■ **LISTED RECORDS**:
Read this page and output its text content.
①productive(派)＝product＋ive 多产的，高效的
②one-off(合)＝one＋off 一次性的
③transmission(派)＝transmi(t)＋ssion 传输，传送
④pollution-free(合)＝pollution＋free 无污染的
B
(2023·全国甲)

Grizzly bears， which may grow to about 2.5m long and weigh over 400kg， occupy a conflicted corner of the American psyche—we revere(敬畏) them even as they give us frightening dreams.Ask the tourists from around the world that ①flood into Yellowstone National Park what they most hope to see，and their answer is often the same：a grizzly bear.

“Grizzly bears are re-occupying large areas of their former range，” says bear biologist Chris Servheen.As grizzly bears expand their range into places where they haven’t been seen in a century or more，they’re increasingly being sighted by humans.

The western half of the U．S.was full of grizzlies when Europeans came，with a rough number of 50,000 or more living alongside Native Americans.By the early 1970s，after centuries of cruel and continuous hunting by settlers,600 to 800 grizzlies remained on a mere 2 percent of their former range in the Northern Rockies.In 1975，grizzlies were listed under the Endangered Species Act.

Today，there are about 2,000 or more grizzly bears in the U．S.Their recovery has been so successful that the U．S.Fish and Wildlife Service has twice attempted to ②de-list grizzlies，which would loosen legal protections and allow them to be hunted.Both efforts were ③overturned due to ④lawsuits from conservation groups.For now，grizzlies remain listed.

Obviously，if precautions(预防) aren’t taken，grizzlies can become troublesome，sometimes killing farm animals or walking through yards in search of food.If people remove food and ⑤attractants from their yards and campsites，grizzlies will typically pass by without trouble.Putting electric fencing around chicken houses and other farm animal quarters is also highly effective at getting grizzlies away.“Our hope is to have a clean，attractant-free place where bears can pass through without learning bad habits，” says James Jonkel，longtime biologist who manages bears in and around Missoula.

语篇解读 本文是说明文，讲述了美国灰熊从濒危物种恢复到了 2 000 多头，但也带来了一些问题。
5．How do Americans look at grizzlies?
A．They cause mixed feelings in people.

■ **THE REQUEST**: Give back the whole listing, word for word.

■ **ANSWER TO THIS TASK**:
Read this page and output its text content.
①productive(派)＝product＋ive 多产的，高效的
②one-off(合)＝one＋off 一次性的
③transmission(派)＝transmi(t)＋ssion 传输，传送
④pollution-free(合)＝pollution＋free 无污染的
B
(2023·全国甲)

Grizzly bears， which may grow to about 2.5m long and weigh over 400kg， occupy a conflicted corner of the American psyche—we revere(敬畏) them even as they give us frightening dreams.Ask the tourists from around the world that ①flood into Yellowstone National Park what they most hope to see，and their answer is often the same：a grizzly bear.

“Grizzly bears are re-occupying large areas of their former range，” says bear biologist Chris Servheen.As grizzly bears expand their range into places where they haven’t been seen in a century or more，they’re increasingly being sighted by humans.

The western half of the U．S.was full of grizzlies when Europeans came，with a rough number of 50,000 or more living alongside Native Americans.By the early 1970s，after centuries of cruel and continuous hunting by settlers,600 to 800 grizzlies remained on a mere 2 percent of their former range in the Northern Rockies.In 1975，grizzlies were listed under the Endangered Species Act.

Today，there are about 2,000 or more grizzly bears in the U．S.Their recovery has been so successful that the U．S.Fish and Wildlife Service has twice attempted to ②de-list grizzlies，which would loosen legal protections and allow them to be hunted.Both efforts were ③overturned due to ④lawsuits from conservation groups.For now，grizzlies remain listed.

Obviously，if precautions(预防) aren’t taken，grizzlies can become troublesome，sometimes killing farm animals or walking through yards in search of food.If people remove food and ⑤attractants from their yards and campsites，grizzlies will typically pass by without trouble.Putting electric fencing around chicken houses and other farm animal quarters is also highly effective at getting grizzlies away.“Our hope is to have a clean，attractant-free place where bears can pass through without learning bad habits，” says James Jonkel，longtime biologist who manages bears in and around Missoula.

语篇解读 本文是说明文，讲述了美国灰熊从濒危物种恢复到了 2 000 多头，但也带来了一些问题。
5．How do Americans look at grizzlies?
A．They cause mixed feelings in people.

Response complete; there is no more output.